WRITTEN REQUEST:
Set the listing down again in full, word for word, with the pictures left out.

(Stored records)
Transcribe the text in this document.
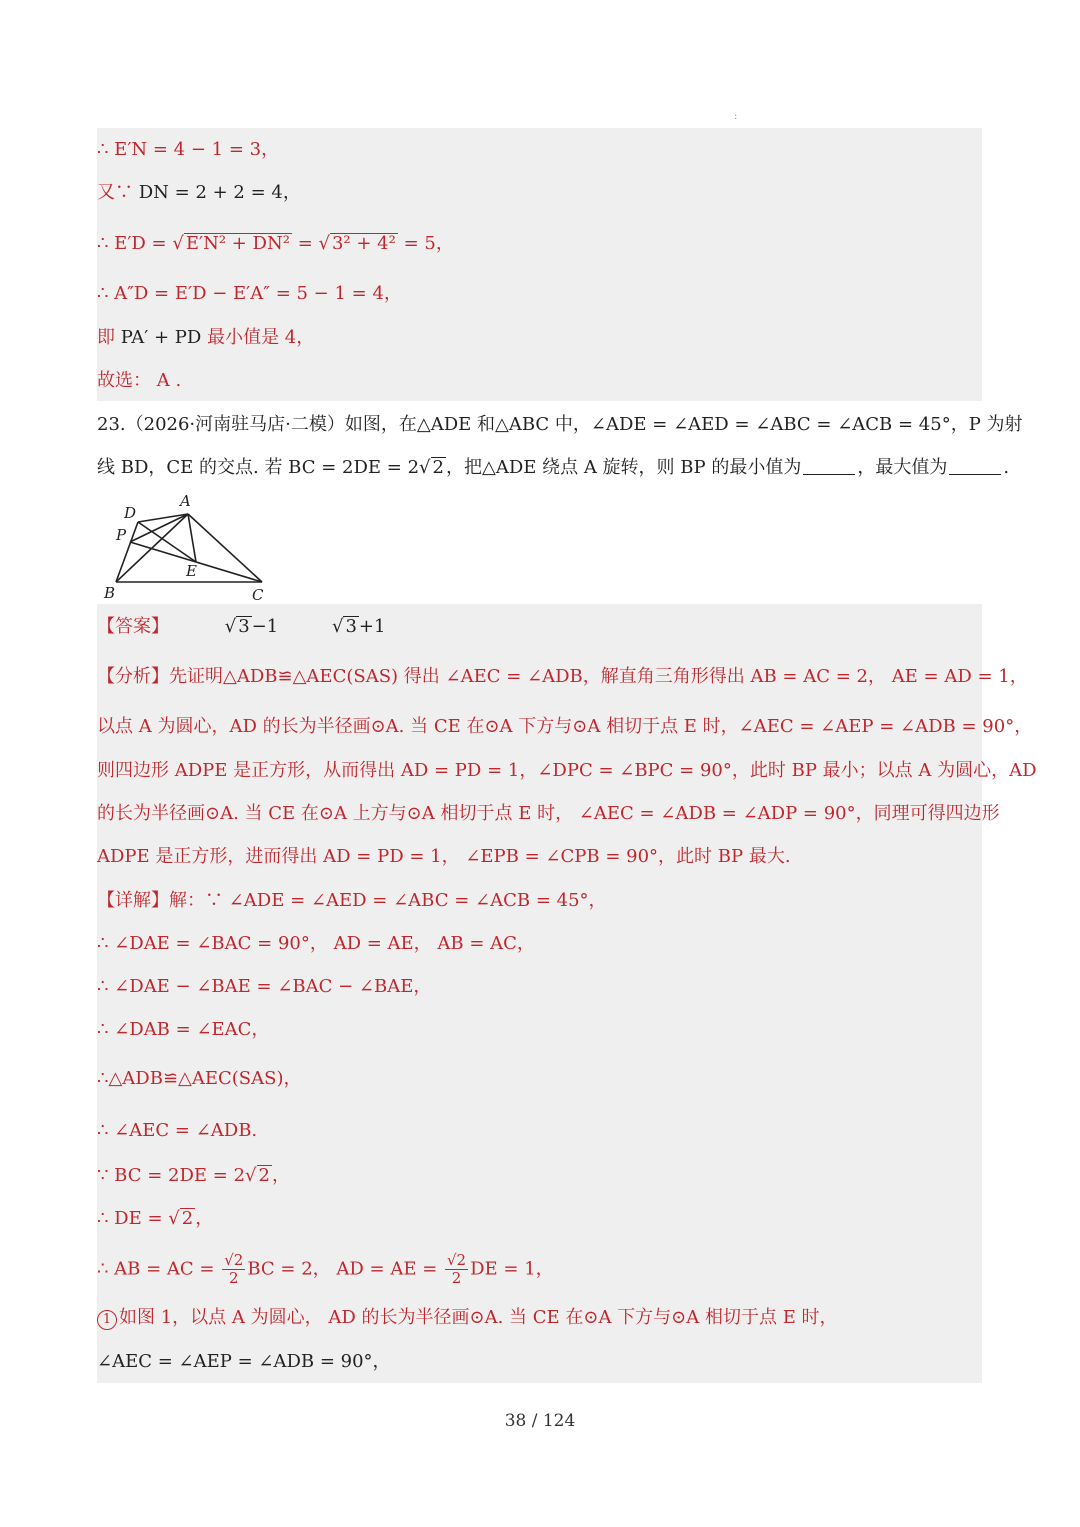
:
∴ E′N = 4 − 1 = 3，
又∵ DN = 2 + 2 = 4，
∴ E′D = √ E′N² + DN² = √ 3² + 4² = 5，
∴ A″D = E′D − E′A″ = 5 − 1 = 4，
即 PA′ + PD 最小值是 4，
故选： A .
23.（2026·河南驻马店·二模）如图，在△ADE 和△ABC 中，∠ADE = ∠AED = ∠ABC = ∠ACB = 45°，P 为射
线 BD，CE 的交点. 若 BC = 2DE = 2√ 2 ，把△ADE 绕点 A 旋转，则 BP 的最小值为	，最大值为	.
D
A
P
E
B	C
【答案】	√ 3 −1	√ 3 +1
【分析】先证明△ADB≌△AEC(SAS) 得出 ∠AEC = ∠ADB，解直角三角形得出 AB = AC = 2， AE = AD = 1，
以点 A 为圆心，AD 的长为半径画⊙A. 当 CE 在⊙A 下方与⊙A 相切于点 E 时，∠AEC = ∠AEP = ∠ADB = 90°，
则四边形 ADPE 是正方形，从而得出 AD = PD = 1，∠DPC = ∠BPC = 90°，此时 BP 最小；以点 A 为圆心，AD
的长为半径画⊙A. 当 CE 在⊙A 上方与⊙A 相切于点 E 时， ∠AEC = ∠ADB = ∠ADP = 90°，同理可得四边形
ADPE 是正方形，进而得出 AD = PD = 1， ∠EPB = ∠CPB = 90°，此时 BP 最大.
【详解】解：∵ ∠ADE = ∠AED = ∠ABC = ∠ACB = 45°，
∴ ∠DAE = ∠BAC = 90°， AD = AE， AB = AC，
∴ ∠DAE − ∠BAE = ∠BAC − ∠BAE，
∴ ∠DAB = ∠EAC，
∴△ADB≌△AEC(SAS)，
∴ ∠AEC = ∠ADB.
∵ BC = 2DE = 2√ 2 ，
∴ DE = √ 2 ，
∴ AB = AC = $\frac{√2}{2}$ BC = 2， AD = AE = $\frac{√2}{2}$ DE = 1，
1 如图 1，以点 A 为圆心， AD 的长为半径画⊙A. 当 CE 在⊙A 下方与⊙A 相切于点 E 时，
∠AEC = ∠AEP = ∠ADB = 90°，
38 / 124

WRITTEN RESPONSE:
Transcribe the text in this document.
:
∴ E′N = 4 − 1 = 3，
又∵ DN = 2 + 2 = 4，
∴ E′D = √ E′N² + DN² = √ 3² + 4² = 5，
∴ A″D = E′D − E′A″ = 5 − 1 = 4，
即 PA′ + PD 最小值是 4，
故选： A .
23.（2026·河南驻马店·二模）如图，在△ADE 和△ABC 中，∠ADE = ∠AED = ∠ABC = ∠ACB = 45°，P 为射
线 BD，CE 的交点. 若 BC = 2DE = 2√ 2 ，把△ADE 绕点 A 旋转，则 BP 的最小值为	，最大值为	.
D
A
P
E
B	C
【答案】	√ 3 −1	√ 3 +1
【分析】先证明△ADB≌△AEC(SAS) 得出 ∠AEC = ∠ADB，解直角三角形得出 AB = AC = 2， AE = AD = 1，
以点 A 为圆心，AD 的长为半径画⊙A. 当 CE 在⊙A 下方与⊙A 相切于点 E 时，∠AEC = ∠AEP = ∠ADB = 90°，
则四边形 ADPE 是正方形，从而得出 AD = PD = 1，∠DPC = ∠BPC = 90°，此时 BP 最小；以点 A 为圆心，AD
的长为半径画⊙A. 当 CE 在⊙A 上方与⊙A 相切于点 E 时， ∠AEC = ∠ADB = ∠ADP = 90°，同理可得四边形
ADPE 是正方形，进而得出 AD = PD = 1， ∠EPB = ∠CPB = 90°，此时 BP 最大.
【详解】解：∵ ∠ADE = ∠AED = ∠ABC = ∠ACB = 45°，
∴ ∠DAE = ∠BAC = 90°， AD = AE， AB = AC，
∴ ∠DAE − ∠BAE = ∠BAC − ∠BAE，
∴ ∠DAB = ∠EAC，
∴△ADB≌△AEC(SAS)，
∴ ∠AEC = ∠ADB.
∵ BC = 2DE = 2√ 2 ，
∴ DE = √ 2 ，
∴ AB = AC = $\frac{√2}{2}$ BC = 2， AD = AE = $\frac{√2}{2}$ DE = 1，
1 如图 1，以点 A 为圆心， AD 的长为半径画⊙A. 当 CE 在⊙A 下方与⊙A 相切于点 E 时，
∠AEC = ∠AEP = ∠ADB = 90°，
38 / 124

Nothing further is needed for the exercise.